─── Extracted entries ───

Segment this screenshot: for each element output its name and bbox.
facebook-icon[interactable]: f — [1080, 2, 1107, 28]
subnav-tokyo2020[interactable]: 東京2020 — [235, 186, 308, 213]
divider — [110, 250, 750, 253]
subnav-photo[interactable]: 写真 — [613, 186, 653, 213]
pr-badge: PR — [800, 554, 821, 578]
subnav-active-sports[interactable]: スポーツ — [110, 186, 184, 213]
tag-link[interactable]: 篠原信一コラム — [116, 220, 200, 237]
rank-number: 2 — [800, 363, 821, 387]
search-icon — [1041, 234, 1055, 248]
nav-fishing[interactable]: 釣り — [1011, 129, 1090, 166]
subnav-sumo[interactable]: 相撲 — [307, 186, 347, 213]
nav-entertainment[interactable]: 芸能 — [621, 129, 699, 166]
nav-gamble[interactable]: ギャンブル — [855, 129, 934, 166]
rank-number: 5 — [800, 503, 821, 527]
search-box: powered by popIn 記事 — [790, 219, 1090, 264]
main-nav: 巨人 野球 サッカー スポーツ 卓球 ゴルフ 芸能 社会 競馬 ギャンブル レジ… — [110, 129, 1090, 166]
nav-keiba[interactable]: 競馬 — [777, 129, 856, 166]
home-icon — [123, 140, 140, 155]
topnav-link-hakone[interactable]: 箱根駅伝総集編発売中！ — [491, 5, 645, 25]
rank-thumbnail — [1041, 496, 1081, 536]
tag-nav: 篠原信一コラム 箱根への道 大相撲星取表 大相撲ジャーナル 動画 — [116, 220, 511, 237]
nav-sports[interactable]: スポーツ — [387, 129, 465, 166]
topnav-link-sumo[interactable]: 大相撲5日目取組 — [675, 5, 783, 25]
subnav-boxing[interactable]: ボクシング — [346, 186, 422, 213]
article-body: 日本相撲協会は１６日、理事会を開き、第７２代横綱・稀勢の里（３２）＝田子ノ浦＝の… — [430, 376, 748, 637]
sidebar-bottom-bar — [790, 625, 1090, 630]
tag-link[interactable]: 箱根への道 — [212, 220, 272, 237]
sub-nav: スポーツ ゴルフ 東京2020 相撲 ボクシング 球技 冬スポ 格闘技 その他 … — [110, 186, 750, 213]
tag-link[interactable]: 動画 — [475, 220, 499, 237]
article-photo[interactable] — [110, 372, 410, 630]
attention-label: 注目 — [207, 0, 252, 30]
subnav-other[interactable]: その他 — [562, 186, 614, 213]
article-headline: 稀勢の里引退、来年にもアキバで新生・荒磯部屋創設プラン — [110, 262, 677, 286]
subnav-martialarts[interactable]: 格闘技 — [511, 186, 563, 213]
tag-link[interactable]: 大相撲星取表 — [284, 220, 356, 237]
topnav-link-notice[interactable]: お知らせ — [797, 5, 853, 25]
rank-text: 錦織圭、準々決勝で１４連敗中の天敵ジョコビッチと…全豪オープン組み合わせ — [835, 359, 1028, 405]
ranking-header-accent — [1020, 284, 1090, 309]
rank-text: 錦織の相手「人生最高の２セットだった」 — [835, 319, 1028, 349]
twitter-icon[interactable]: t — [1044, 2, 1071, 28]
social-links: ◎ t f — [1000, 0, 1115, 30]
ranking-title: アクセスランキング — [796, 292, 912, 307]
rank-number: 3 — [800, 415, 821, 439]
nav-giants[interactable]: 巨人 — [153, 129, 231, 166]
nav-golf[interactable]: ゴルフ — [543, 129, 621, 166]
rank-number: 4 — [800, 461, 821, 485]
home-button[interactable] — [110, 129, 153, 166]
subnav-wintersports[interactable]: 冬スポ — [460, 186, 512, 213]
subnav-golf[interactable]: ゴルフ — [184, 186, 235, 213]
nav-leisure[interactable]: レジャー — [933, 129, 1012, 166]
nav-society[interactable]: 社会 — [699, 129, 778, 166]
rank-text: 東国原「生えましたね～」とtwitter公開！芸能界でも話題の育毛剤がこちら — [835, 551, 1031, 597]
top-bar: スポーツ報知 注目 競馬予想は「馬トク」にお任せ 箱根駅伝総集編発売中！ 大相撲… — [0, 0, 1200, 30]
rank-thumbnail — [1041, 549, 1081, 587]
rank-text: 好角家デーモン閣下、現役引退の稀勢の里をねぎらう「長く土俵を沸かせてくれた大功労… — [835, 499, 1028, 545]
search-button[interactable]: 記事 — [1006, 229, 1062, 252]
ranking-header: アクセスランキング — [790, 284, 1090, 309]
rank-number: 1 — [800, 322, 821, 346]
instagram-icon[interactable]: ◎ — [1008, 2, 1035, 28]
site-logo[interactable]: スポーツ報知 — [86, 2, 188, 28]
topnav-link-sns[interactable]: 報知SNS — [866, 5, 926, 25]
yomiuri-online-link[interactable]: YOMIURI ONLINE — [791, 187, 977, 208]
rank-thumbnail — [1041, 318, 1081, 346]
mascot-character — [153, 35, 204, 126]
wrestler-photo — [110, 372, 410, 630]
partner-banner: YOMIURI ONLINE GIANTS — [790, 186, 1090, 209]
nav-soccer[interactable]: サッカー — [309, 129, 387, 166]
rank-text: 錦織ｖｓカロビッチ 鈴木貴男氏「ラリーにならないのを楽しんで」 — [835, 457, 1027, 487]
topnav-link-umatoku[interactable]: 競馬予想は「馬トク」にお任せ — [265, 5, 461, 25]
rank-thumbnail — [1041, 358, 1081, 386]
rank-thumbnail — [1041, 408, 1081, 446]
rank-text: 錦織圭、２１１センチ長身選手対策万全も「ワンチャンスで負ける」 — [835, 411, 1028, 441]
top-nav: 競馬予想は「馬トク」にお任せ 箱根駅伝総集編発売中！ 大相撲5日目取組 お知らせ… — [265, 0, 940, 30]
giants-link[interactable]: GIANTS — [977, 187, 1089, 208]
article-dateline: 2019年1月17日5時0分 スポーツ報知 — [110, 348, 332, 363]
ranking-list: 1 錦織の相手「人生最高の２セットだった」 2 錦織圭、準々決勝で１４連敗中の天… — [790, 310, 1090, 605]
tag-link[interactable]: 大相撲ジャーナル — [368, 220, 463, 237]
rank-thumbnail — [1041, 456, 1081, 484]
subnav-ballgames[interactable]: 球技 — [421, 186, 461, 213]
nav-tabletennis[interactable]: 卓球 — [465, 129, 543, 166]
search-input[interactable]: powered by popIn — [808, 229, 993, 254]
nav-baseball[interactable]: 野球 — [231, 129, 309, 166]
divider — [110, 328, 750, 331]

───

Identify every line in the records that contains the string "ranking", treating uppercase and lowercase letters as different, and copy each of those lines in full.

#### Correct output:
ranking-header-accent — [1020, 284, 1090, 309]
ranking-title: アクセスランキング — [796, 292, 912, 307]
ranking-header: アクセスランキング — [790, 284, 1090, 309]
ranking-list: 1 錦織の相手「人生最高の２セットだった」 2 錦織圭、準々決勝で１４連敗中の天… — [790, 310, 1090, 605]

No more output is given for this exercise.